→ **TASK MATERIAL**
--------------------------------
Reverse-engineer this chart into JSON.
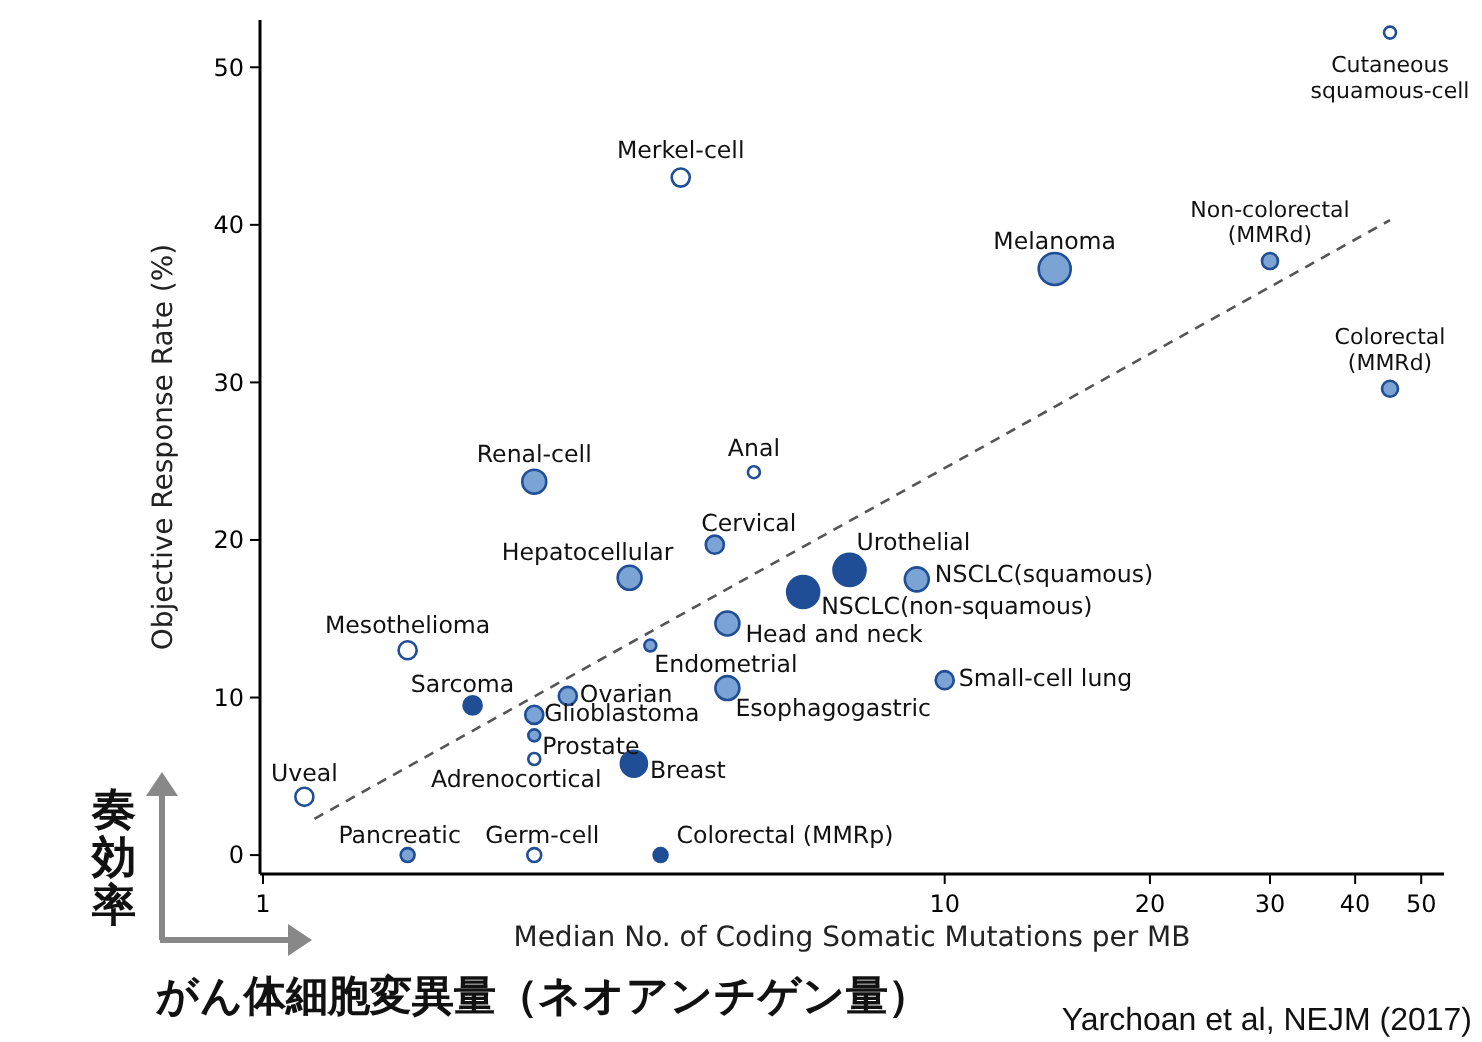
{
  "chart_data": {
    "type": "bubble",
    "xlabel": "Median No. of Coding Somatic Mutations per MB",
    "ylabel": "Objective Response Rate (%)",
    "log": "x",
    "xlim": [
      0.99,
      54
    ],
    "xticks": [
      1,
      10,
      20,
      30,
      40,
      50
    ],
    "ylim": [
      -1.2,
      53
    ],
    "yticks": [
      0,
      10,
      20,
      30,
      40,
      50
    ],
    "grid": false,
    "marker": "circle",
    "series": [
      {
        "x": [
          45,
          4.1,
          14.5,
          30,
          45,
          2.5,
          5.25,
          4.6,
          3.45,
          7.25,
          9.1,
          6.2,
          4.8,
          3.7,
          1.63,
          10,
          4.8,
          2.8,
          2.03,
          2.5,
          2.5,
          2.5,
          3.5,
          1.15,
          1.63,
          2.5,
          3.83
        ],
        "values": [
          52.2,
          43.0,
          37.2,
          37.7,
          29.6,
          23.7,
          24.3,
          19.7,
          17.6,
          18.1,
          17.5,
          16.7,
          14.7,
          13.3,
          13.0,
          11.1,
          10.6,
          10.1,
          9.5,
          8.9,
          7.6,
          6.1,
          5.8,
          3.7,
          0,
          0,
          0
        ],
        "sizes": [
          0.14,
          0.32,
          1,
          0.25,
          0.25,
          0.56,
          0.14,
          0.32,
          0.56,
          1,
          0.56,
          1,
          0.56,
          0.14,
          0.32,
          0.32,
          0.56,
          0.32,
          0.32,
          0.32,
          0.14,
          0.14,
          0.66,
          0.32,
          0.19,
          0.19,
          0.19
        ],
        "colors": [
          "#ffffff",
          "#ffffff",
          "#7ba3d4",
          "#7ba3d4",
          "#7ba3d4",
          "#7ba3d4",
          "#ffffff",
          "#7ba3d4",
          "#7ba3d4",
          "#1f4e96",
          "#7ba3d4",
          "#1f4e96",
          "#7ba3d4",
          "#7ba3d4",
          "#ffffff",
          "#7ba3d4",
          "#7ba3d4",
          "#7ba3d4",
          "#1f4e96",
          "#7ba3d4",
          "#7ba3d4",
          "#ffffff",
          "#1f4e96",
          "#ffffff",
          "#7ba3d4",
          "#ffffff",
          "#1f4e96"
        ],
        "color": "#1f4e96"
      },
      {
        "type": "line",
        "x": [
          1.19,
          45
        ],
        "values": [
          2.3,
          40.3
        ],
        "color": "#555555",
        "line_style": "dashed",
        "marker": "none"
      }
    ],
    "annotations": [
      {
        "text": "Cutaneous\nsquamous-cell",
        "x": 45,
        "y": 52.2
      },
      {
        "text": "Merkel-cell",
        "x": 4.1,
        "y": 43.0
      },
      {
        "text": "Melanoma",
        "x": 14.5,
        "y": 37.2
      },
      {
        "text": "Non-colorectal\n(MMRd)",
        "x": 30,
        "y": 37.7
      },
      {
        "text": "Colorectal\n(MMRd)",
        "x": 45,
        "y": 29.6
      },
      {
        "text": "Renal-cell",
        "x": 2.5,
        "y": 23.7
      },
      {
        "text": "Anal",
        "x": 5.25,
        "y": 24.3
      },
      {
        "text": "Cervical",
        "x": 4.6,
        "y": 19.7
      },
      {
        "text": "Hepatocellular",
        "x": 3.45,
        "y": 17.6
      },
      {
        "text": "Urothelial",
        "x": 7.25,
        "y": 18.1
      },
      {
        "text": "NSCLC(squamous)",
        "x": 9.1,
        "y": 17.5
      },
      {
        "text": "NSCLC(non-squamous)",
        "x": 6.2,
        "y": 16.7
      },
      {
        "text": "Head and neck",
        "x": 4.8,
        "y": 14.7
      },
      {
        "text": "Endometrial",
        "x": 3.7,
        "y": 13.3
      },
      {
        "text": "Mesothelioma",
        "x": 1.63,
        "y": 13.0
      },
      {
        "text": "Small-cell lung",
        "x": 10,
        "y": 11.1
      },
      {
        "text": "Esophagogastric",
        "x": 4.8,
        "y": 10.6
      },
      {
        "text": "Ovarian",
        "x": 2.8,
        "y": 10.1
      },
      {
        "text": "Sarcoma",
        "x": 2.03,
        "y": 9.5
      },
      {
        "text": "Glioblastoma",
        "x": 2.5,
        "y": 8.9
      },
      {
        "text": "Prostate",
        "x": 2.5,
        "y": 7.6
      },
      {
        "text": "Adrenocortical",
        "x": 2.5,
        "y": 6.1
      },
      {
        "text": "Breast",
        "x": 3.5,
        "y": 5.8
      },
      {
        "text": "Uveal",
        "x": 1.15,
        "y": 3.7
      },
      {
        "text": "Pancreatic",
        "x": 1.63,
        "y": 0
      },
      {
        "text": "Germ-cell",
        "x": 2.5,
        "y": 0
      },
      {
        "text": "Colorectal (MMRp)",
        "x": 3.83,
        "y": 0
      },
      "奏効率",
      "がん体細胞変異量（ネオアンチゲン量）",
      "Yarchoan et al, NEJM (2017)"
    ]
  }
}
--------------------------------
→ **THE PROBLEM**
Identify every line above that includes the word "MMRd", and show those lines.

→ **COMPLETE ANSWER**
        "text": "Non-colorectal\n(MMRd)",
        "text": "Colorectal\n(MMRd)",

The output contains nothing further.